> [TASK DETAILS]
Select all lines holding the word "Hubgeschwindigkeit" from the entries that follow.

> [DATA SHOWN]
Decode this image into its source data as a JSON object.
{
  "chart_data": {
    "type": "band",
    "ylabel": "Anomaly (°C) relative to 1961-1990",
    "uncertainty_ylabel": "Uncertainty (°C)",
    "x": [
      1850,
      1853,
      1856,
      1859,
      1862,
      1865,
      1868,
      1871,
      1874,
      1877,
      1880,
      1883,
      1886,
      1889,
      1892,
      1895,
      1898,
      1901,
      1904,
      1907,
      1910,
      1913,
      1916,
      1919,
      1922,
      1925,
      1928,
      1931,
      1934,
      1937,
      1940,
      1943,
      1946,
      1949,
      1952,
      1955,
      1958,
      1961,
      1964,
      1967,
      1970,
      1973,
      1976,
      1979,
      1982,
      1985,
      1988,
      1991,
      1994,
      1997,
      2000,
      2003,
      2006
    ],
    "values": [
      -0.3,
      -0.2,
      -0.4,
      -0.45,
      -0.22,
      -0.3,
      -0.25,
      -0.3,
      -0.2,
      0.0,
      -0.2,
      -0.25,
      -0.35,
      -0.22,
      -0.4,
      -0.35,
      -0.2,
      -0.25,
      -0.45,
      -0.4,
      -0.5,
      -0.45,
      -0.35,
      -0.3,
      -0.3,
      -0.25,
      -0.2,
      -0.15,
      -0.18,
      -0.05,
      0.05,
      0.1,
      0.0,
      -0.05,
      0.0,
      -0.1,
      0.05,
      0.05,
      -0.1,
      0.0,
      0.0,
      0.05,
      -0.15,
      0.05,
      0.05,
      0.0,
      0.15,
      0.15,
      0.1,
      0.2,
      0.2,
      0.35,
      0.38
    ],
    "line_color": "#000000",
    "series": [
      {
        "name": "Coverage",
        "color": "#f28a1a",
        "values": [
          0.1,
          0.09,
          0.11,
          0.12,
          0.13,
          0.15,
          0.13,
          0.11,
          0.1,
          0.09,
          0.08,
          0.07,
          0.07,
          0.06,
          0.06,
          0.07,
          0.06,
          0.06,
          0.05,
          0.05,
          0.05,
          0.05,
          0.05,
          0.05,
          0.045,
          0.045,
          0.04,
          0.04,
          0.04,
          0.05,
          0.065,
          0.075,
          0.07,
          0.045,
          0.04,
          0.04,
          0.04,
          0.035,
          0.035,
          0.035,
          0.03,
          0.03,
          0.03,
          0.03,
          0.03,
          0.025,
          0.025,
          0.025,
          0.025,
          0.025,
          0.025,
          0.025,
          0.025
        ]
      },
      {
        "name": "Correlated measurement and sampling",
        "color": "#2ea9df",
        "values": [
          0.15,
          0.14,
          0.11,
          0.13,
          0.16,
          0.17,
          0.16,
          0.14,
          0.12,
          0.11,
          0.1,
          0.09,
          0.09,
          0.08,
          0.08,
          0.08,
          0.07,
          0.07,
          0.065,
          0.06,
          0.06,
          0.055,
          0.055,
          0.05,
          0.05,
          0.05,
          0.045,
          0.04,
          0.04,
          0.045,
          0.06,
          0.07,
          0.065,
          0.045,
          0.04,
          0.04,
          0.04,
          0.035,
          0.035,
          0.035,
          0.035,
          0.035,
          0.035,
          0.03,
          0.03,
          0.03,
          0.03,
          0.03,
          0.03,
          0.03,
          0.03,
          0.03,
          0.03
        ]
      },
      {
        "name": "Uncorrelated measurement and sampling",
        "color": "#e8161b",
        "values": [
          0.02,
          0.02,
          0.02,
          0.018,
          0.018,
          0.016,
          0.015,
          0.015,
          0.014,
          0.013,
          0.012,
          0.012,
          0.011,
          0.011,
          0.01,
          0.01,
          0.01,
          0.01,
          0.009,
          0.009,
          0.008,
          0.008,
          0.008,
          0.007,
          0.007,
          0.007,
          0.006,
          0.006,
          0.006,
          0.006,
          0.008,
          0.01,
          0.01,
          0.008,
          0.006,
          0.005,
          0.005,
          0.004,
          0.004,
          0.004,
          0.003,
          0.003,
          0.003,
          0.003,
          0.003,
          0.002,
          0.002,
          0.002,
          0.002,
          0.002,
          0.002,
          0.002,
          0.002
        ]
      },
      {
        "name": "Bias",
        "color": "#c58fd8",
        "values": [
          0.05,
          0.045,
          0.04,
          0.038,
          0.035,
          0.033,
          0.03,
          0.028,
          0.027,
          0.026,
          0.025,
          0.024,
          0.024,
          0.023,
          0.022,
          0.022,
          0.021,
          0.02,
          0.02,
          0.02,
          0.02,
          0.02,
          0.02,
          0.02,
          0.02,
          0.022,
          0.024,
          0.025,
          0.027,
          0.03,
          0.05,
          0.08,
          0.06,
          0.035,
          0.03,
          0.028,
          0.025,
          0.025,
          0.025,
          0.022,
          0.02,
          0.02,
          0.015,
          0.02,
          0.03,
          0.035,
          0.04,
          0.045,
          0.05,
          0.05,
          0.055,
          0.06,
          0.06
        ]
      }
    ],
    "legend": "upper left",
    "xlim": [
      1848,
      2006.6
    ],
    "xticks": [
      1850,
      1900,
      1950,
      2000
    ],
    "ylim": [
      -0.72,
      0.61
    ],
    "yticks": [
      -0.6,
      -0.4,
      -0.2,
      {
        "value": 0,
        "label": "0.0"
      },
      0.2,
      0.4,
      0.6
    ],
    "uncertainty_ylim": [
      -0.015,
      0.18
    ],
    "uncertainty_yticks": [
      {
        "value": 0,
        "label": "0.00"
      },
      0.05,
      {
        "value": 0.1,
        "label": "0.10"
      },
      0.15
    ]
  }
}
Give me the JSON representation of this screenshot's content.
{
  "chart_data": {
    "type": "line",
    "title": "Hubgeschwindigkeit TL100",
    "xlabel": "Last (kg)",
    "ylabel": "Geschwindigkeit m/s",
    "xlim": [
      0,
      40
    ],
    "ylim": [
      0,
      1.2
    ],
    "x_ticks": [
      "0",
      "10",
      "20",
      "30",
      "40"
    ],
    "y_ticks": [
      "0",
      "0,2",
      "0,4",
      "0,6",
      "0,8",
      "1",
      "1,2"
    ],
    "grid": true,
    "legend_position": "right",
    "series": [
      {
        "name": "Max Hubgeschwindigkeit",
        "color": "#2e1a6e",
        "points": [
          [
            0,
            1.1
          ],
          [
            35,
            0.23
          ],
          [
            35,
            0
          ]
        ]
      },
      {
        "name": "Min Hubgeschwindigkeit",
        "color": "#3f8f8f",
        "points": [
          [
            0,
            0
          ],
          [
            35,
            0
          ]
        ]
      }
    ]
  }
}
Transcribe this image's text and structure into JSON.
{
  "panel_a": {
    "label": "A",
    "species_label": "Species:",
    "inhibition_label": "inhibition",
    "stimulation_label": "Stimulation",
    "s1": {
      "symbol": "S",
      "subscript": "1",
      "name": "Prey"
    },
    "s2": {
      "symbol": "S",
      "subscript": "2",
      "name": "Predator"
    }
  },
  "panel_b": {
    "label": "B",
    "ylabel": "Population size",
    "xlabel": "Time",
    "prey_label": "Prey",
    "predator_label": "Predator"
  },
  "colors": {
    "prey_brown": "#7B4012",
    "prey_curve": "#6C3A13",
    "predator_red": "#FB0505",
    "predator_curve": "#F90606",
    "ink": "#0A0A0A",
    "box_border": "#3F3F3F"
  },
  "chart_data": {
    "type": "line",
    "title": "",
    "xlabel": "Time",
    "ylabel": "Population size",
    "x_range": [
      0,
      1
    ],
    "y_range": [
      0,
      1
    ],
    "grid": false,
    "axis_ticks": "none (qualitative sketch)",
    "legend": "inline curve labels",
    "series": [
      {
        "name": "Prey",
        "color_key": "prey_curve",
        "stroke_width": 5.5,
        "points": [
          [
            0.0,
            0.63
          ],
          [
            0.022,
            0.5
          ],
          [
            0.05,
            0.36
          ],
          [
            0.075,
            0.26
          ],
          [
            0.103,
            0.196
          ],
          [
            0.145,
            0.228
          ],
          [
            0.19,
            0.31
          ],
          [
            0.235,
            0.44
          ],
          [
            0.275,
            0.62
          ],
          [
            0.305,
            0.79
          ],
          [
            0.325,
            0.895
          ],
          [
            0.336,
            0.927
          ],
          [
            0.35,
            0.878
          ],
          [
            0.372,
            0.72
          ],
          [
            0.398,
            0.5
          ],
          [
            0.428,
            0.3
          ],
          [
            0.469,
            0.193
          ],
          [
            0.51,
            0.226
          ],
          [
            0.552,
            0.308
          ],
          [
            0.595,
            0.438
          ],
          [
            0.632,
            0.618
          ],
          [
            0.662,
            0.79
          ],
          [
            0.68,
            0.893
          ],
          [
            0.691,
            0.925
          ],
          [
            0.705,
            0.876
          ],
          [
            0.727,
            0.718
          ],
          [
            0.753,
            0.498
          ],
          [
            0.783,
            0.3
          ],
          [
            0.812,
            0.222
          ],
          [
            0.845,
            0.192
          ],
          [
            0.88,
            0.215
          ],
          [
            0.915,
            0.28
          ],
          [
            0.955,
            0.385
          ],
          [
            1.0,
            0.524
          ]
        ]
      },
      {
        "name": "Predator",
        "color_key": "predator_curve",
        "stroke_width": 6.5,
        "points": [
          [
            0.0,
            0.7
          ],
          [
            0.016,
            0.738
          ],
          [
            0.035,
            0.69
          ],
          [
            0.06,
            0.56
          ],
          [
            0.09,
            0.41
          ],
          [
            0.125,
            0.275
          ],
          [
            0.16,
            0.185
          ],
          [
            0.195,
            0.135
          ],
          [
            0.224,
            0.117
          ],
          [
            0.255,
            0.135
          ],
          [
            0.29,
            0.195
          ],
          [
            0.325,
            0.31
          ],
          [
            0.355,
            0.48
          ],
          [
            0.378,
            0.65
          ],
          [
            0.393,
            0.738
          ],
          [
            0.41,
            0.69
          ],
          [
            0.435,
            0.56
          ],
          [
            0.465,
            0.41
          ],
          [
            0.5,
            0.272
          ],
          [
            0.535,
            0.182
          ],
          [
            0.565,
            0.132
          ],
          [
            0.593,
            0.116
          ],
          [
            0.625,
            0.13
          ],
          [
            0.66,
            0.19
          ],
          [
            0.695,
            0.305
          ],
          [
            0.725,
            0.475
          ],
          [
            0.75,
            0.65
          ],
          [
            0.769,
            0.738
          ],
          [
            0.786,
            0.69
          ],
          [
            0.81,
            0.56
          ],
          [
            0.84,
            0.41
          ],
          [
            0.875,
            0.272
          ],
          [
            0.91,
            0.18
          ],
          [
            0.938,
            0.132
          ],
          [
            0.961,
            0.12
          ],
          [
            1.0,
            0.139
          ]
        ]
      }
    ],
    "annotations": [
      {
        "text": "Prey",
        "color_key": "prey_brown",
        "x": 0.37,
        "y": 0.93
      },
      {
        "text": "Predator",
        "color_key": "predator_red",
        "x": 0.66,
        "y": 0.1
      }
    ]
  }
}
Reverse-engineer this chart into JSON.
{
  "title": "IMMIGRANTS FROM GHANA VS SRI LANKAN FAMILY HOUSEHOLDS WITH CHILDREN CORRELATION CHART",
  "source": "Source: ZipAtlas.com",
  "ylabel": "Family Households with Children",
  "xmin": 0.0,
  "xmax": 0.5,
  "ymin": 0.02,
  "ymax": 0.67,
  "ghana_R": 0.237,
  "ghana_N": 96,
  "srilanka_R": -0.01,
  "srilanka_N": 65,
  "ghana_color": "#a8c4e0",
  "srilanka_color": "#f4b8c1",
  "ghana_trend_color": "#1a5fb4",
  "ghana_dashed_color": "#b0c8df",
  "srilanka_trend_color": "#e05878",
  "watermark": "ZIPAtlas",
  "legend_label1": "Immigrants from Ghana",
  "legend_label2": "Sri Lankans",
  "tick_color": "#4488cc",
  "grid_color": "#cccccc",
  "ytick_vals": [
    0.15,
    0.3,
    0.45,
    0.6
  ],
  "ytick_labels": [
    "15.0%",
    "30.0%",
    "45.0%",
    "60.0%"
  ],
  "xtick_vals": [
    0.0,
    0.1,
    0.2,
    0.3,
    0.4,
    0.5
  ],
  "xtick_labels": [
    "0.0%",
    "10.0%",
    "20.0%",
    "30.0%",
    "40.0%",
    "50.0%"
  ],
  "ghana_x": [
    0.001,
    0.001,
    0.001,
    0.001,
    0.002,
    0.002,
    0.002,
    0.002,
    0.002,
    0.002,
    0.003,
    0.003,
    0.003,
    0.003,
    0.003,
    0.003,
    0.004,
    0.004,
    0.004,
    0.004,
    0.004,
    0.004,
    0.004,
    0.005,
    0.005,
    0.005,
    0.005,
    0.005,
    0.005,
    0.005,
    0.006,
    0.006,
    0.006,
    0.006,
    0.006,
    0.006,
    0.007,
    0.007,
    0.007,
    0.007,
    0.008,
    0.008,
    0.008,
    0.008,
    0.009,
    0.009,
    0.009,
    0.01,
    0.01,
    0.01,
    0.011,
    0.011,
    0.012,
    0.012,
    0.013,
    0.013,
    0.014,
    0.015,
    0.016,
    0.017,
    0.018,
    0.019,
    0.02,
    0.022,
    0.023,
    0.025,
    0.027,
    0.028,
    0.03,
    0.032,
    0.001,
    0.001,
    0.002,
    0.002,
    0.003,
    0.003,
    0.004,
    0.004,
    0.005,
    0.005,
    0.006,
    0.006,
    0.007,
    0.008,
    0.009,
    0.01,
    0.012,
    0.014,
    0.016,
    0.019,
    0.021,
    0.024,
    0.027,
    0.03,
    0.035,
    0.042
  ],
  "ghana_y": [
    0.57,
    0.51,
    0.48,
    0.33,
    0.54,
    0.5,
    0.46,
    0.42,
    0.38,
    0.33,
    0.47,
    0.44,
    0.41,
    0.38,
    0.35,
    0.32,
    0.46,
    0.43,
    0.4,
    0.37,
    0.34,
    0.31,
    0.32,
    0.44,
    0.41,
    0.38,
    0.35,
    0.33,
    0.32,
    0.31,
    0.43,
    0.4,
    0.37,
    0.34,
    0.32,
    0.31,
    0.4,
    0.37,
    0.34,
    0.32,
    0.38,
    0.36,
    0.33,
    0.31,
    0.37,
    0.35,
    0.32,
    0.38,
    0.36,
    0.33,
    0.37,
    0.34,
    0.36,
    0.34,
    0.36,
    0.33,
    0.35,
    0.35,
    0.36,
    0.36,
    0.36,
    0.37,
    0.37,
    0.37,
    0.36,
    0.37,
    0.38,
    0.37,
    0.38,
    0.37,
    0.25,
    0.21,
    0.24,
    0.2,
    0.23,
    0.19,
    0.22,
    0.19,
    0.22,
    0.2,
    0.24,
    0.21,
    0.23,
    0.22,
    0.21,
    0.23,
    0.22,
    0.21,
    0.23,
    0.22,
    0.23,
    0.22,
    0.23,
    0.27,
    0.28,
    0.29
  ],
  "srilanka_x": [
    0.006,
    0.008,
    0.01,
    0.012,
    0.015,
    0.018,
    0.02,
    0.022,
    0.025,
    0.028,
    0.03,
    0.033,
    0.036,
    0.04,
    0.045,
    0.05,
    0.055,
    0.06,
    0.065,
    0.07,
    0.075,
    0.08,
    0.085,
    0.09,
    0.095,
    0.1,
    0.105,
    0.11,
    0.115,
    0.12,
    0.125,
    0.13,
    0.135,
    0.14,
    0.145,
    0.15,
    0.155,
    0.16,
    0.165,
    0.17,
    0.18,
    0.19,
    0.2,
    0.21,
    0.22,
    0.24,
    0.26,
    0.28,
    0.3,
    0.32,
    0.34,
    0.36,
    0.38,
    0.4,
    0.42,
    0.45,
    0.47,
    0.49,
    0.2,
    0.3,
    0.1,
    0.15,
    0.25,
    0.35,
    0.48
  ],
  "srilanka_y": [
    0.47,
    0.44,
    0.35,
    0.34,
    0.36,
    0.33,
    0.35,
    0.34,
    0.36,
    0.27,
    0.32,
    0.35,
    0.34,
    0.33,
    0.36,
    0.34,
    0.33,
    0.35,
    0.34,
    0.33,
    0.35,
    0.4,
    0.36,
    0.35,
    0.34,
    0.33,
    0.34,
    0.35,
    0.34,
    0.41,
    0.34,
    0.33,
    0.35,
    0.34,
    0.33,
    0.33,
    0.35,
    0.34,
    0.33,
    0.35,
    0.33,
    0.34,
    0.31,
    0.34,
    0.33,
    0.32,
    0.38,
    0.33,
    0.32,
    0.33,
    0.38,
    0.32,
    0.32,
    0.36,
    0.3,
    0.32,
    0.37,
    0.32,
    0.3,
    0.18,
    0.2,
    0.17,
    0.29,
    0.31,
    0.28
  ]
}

> [RIGHT ANSWER]
    "title": "Hubgeschwindigkeit TL100",
        "name": "Max Hubgeschwindigkeit",
        "name": "Min Hubgeschwindigkeit",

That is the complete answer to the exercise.